(Task prompt): Transcribe the data in full and exactly, omitting any pictures.

(Input data):
** Begin **

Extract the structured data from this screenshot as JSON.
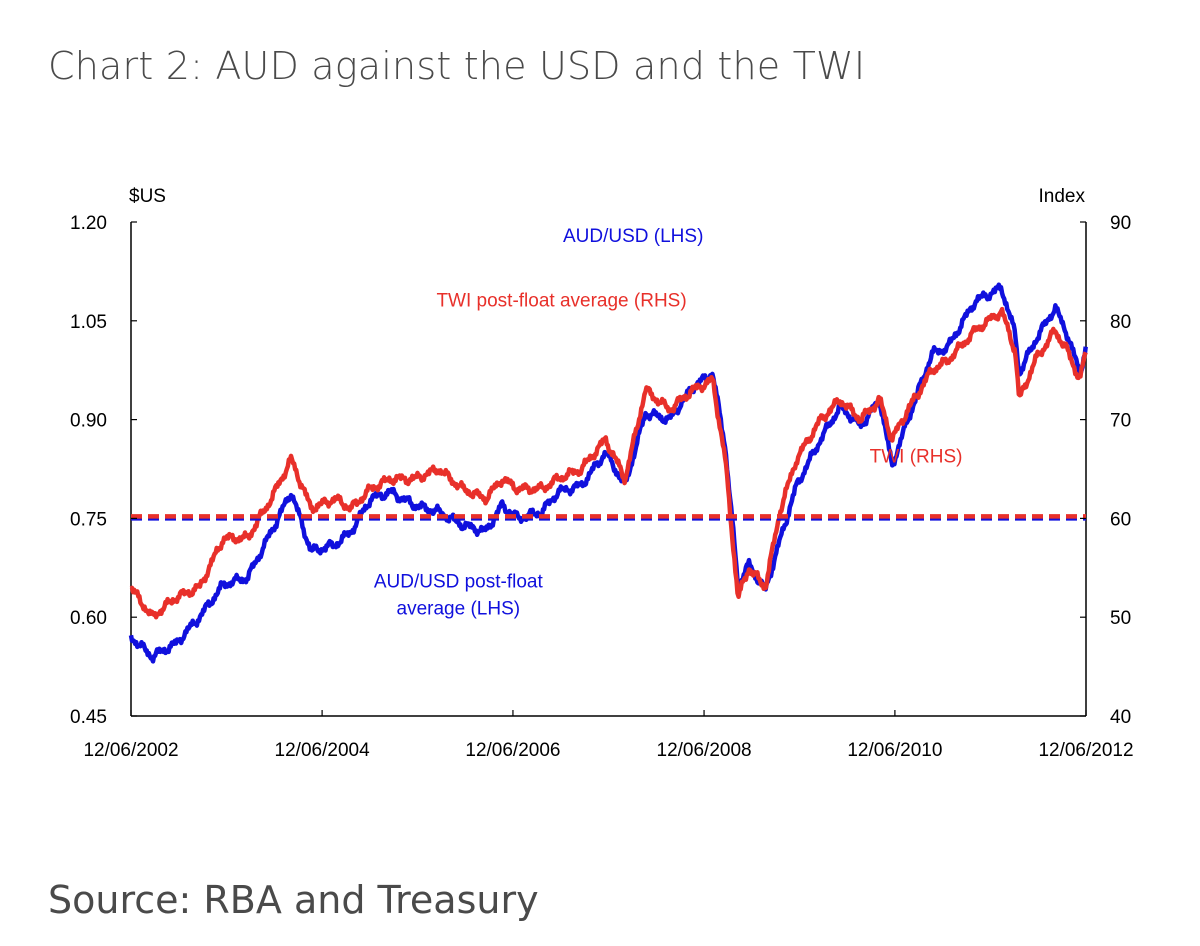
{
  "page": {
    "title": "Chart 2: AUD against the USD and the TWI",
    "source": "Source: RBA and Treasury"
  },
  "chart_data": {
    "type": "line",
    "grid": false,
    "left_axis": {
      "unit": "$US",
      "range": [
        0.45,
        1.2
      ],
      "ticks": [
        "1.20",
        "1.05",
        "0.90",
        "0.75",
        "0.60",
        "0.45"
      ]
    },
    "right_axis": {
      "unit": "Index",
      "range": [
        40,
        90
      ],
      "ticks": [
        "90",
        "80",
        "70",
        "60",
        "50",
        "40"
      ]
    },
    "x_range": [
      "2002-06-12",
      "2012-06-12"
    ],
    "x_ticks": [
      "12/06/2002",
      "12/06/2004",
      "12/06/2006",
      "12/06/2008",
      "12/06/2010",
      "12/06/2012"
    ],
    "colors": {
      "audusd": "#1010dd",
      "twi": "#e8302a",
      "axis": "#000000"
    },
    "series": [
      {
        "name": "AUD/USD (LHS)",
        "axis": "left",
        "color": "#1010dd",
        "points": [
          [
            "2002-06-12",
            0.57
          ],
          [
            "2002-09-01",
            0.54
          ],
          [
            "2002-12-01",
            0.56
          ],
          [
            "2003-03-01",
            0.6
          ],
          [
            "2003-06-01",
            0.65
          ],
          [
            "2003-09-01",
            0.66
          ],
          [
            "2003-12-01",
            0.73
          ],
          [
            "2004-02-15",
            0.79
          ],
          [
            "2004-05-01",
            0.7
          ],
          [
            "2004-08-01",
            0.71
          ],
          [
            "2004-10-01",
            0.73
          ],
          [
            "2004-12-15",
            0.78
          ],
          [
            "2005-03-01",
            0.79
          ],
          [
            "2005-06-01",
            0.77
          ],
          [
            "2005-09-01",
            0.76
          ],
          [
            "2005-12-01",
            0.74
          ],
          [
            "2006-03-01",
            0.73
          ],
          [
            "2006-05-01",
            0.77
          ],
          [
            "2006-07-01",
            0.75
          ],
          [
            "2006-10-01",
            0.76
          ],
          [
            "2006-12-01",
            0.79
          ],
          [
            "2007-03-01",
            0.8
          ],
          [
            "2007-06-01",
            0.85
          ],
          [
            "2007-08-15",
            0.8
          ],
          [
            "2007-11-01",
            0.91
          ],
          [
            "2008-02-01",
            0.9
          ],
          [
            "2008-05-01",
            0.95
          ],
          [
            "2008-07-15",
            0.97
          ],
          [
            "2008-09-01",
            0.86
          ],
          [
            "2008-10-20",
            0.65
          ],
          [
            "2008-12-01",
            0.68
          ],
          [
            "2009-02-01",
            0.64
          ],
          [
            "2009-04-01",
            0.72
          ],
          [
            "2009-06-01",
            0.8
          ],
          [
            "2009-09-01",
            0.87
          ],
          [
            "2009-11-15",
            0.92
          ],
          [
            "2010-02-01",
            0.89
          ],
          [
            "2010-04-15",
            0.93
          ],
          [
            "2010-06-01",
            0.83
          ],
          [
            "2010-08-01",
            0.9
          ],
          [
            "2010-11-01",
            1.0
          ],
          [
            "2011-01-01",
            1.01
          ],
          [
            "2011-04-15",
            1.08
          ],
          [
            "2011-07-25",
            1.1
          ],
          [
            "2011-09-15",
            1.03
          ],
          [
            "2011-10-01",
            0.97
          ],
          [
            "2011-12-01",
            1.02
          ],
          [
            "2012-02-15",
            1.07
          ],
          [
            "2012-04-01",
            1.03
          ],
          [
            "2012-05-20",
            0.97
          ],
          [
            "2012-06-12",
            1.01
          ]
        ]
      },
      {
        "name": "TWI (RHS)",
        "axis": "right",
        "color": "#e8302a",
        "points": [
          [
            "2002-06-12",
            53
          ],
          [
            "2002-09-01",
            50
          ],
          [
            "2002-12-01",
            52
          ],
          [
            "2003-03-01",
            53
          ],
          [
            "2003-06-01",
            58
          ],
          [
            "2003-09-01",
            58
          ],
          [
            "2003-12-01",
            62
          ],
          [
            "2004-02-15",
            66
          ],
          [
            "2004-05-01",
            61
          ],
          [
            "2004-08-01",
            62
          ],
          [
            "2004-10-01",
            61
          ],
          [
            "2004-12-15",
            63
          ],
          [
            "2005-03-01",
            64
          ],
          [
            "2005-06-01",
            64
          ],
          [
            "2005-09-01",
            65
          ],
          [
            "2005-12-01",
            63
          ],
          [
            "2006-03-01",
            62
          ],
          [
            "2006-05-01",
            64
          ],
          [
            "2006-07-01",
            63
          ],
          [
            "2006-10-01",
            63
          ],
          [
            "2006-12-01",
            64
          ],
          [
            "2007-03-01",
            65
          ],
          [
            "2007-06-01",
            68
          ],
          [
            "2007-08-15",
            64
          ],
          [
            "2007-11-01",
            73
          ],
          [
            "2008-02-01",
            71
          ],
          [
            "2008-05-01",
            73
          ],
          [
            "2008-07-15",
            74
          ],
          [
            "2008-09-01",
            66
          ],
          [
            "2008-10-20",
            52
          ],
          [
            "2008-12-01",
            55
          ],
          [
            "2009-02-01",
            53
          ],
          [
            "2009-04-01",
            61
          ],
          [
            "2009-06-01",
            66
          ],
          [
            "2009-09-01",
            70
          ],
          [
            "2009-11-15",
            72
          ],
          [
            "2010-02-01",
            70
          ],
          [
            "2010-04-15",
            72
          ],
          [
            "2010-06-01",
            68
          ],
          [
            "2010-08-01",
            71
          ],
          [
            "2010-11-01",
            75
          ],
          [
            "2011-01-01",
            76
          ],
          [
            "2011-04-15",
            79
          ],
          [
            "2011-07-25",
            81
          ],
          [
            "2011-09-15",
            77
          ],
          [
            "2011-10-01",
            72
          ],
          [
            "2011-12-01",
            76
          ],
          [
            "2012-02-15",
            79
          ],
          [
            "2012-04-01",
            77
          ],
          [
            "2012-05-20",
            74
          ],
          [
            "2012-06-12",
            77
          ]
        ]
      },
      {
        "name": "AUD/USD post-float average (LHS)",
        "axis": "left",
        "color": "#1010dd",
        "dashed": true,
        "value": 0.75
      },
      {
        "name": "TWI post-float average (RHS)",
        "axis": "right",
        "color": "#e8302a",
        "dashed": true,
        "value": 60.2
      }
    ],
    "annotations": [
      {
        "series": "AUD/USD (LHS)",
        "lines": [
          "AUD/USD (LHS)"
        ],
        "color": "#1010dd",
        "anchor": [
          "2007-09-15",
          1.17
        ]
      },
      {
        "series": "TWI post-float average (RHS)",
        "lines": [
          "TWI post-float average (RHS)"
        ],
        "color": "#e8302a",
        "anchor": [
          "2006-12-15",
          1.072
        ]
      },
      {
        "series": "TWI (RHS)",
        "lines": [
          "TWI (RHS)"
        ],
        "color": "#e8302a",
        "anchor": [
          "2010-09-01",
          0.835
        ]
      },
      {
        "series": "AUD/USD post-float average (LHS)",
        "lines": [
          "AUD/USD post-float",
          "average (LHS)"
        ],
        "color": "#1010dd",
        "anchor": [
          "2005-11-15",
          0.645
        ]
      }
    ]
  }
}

** End **

(Response):
Extract the structured data from this screenshot as JSON.
{
  "page": {
    "title": "Chart 2: AUD against the USD and the TWI",
    "source": "Source: RBA and Treasury"
  },
  "chart_data": {
    "type": "line",
    "grid": false,
    "left_axis": {
      "unit": "$US",
      "range": [
        0.45,
        1.2
      ],
      "ticks": [
        "1.20",
        "1.05",
        "0.90",
        "0.75",
        "0.60",
        "0.45"
      ]
    },
    "right_axis": {
      "unit": "Index",
      "range": [
        40,
        90
      ],
      "ticks": [
        "90",
        "80",
        "70",
        "60",
        "50",
        "40"
      ]
    },
    "x_range": [
      "2002-06-12",
      "2012-06-12"
    ],
    "x_ticks": [
      "12/06/2002",
      "12/06/2004",
      "12/06/2006",
      "12/06/2008",
      "12/06/2010",
      "12/06/2012"
    ],
    "colors": {
      "audusd": "#1010dd",
      "twi": "#e8302a",
      "axis": "#000000"
    },
    "series": [
      {
        "name": "AUD/USD (LHS)",
        "axis": "left",
        "color": "#1010dd",
        "points": [
          [
            "2002-06-12",
            0.57
          ],
          [
            "2002-09-01",
            0.54
          ],
          [
            "2002-12-01",
            0.56
          ],
          [
            "2003-03-01",
            0.6
          ],
          [
            "2003-06-01",
            0.65
          ],
          [
            "2003-09-01",
            0.66
          ],
          [
            "2003-12-01",
            0.73
          ],
          [
            "2004-02-15",
            0.79
          ],
          [
            "2004-05-01",
            0.7
          ],
          [
            "2004-08-01",
            0.71
          ],
          [
            "2004-10-01",
            0.73
          ],
          [
            "2004-12-15",
            0.78
          ],
          [
            "2005-03-01",
            0.79
          ],
          [
            "2005-06-01",
            0.77
          ],
          [
            "2005-09-01",
            0.76
          ],
          [
            "2005-12-01",
            0.74
          ],
          [
            "2006-03-01",
            0.73
          ],
          [
            "2006-05-01",
            0.77
          ],
          [
            "2006-07-01",
            0.75
          ],
          [
            "2006-10-01",
            0.76
          ],
          [
            "2006-12-01",
            0.79
          ],
          [
            "2007-03-01",
            0.8
          ],
          [
            "2007-06-01",
            0.85
          ],
          [
            "2007-08-15",
            0.8
          ],
          [
            "2007-11-01",
            0.91
          ],
          [
            "2008-02-01",
            0.9
          ],
          [
            "2008-05-01",
            0.95
          ],
          [
            "2008-07-15",
            0.97
          ],
          [
            "2008-09-01",
            0.86
          ],
          [
            "2008-10-20",
            0.65
          ],
          [
            "2008-12-01",
            0.68
          ],
          [
            "2009-02-01",
            0.64
          ],
          [
            "2009-04-01",
            0.72
          ],
          [
            "2009-06-01",
            0.8
          ],
          [
            "2009-09-01",
            0.87
          ],
          [
            "2009-11-15",
            0.92
          ],
          [
            "2010-02-01",
            0.89
          ],
          [
            "2010-04-15",
            0.93
          ],
          [
            "2010-06-01",
            0.83
          ],
          [
            "2010-08-01",
            0.9
          ],
          [
            "2010-11-01",
            1.0
          ],
          [
            "2011-01-01",
            1.01
          ],
          [
            "2011-04-15",
            1.08
          ],
          [
            "2011-07-25",
            1.1
          ],
          [
            "2011-09-15",
            1.03
          ],
          [
            "2011-10-01",
            0.97
          ],
          [
            "2011-12-01",
            1.02
          ],
          [
            "2012-02-15",
            1.07
          ],
          [
            "2012-04-01",
            1.03
          ],
          [
            "2012-05-20",
            0.97
          ],
          [
            "2012-06-12",
            1.01
          ]
        ]
      },
      {
        "name": "TWI (RHS)",
        "axis": "right",
        "color": "#e8302a",
        "points": [
          [
            "2002-06-12",
            53
          ],
          [
            "2002-09-01",
            50
          ],
          [
            "2002-12-01",
            52
          ],
          [
            "2003-03-01",
            53
          ],
          [
            "2003-06-01",
            58
          ],
          [
            "2003-09-01",
            58
          ],
          [
            "2003-12-01",
            62
          ],
          [
            "2004-02-15",
            66
          ],
          [
            "2004-05-01",
            61
          ],
          [
            "2004-08-01",
            62
          ],
          [
            "2004-10-01",
            61
          ],
          [
            "2004-12-15",
            63
          ],
          [
            "2005-03-01",
            64
          ],
          [
            "2005-06-01",
            64
          ],
          [
            "2005-09-01",
            65
          ],
          [
            "2005-12-01",
            63
          ],
          [
            "2006-03-01",
            62
          ],
          [
            "2006-05-01",
            64
          ],
          [
            "2006-07-01",
            63
          ],
          [
            "2006-10-01",
            63
          ],
          [
            "2006-12-01",
            64
          ],
          [
            "2007-03-01",
            65
          ],
          [
            "2007-06-01",
            68
          ],
          [
            "2007-08-15",
            64
          ],
          [
            "2007-11-01",
            73
          ],
          [
            "2008-02-01",
            71
          ],
          [
            "2008-05-01",
            73
          ],
          [
            "2008-07-15",
            74
          ],
          [
            "2008-09-01",
            66
          ],
          [
            "2008-10-20",
            52
          ],
          [
            "2008-12-01",
            55
          ],
          [
            "2009-02-01",
            53
          ],
          [
            "2009-04-01",
            61
          ],
          [
            "2009-06-01",
            66
          ],
          [
            "2009-09-01",
            70
          ],
          [
            "2009-11-15",
            72
          ],
          [
            "2010-02-01",
            70
          ],
          [
            "2010-04-15",
            72
          ],
          [
            "2010-06-01",
            68
          ],
          [
            "2010-08-01",
            71
          ],
          [
            "2010-11-01",
            75
          ],
          [
            "2011-01-01",
            76
          ],
          [
            "2011-04-15",
            79
          ],
          [
            "2011-07-25",
            81
          ],
          [
            "2011-09-15",
            77
          ],
          [
            "2011-10-01",
            72
          ],
          [
            "2011-12-01",
            76
          ],
          [
            "2012-02-15",
            79
          ],
          [
            "2012-04-01",
            77
          ],
          [
            "2012-05-20",
            74
          ],
          [
            "2012-06-12",
            77
          ]
        ]
      },
      {
        "name": "AUD/USD post-float average (LHS)",
        "axis": "left",
        "color": "#1010dd",
        "dashed": true,
        "value": 0.75
      },
      {
        "name": "TWI post-float average (RHS)",
        "axis": "right",
        "color": "#e8302a",
        "dashed": true,
        "value": 60.2
      }
    ],
    "annotations": [
      {
        "series": "AUD/USD (LHS)",
        "lines": [
          "AUD/USD (LHS)"
        ],
        "color": "#1010dd",
        "anchor": [
          "2007-09-15",
          1.17
        ]
      },
      {
        "series": "TWI post-float average (RHS)",
        "lines": [
          "TWI post-float average (RHS)"
        ],
        "color": "#e8302a",
        "anchor": [
          "2006-12-15",
          1.072
        ]
      },
      {
        "series": "TWI (RHS)",
        "lines": [
          "TWI (RHS)"
        ],
        "color": "#e8302a",
        "anchor": [
          "2010-09-01",
          0.835
        ]
      },
      {
        "series": "AUD/USD post-float average (LHS)",
        "lines": [
          "AUD/USD post-float",
          "average (LHS)"
        ],
        "color": "#1010dd",
        "anchor": [
          "2005-11-15",
          0.645
        ]
      }
    ]
  }
}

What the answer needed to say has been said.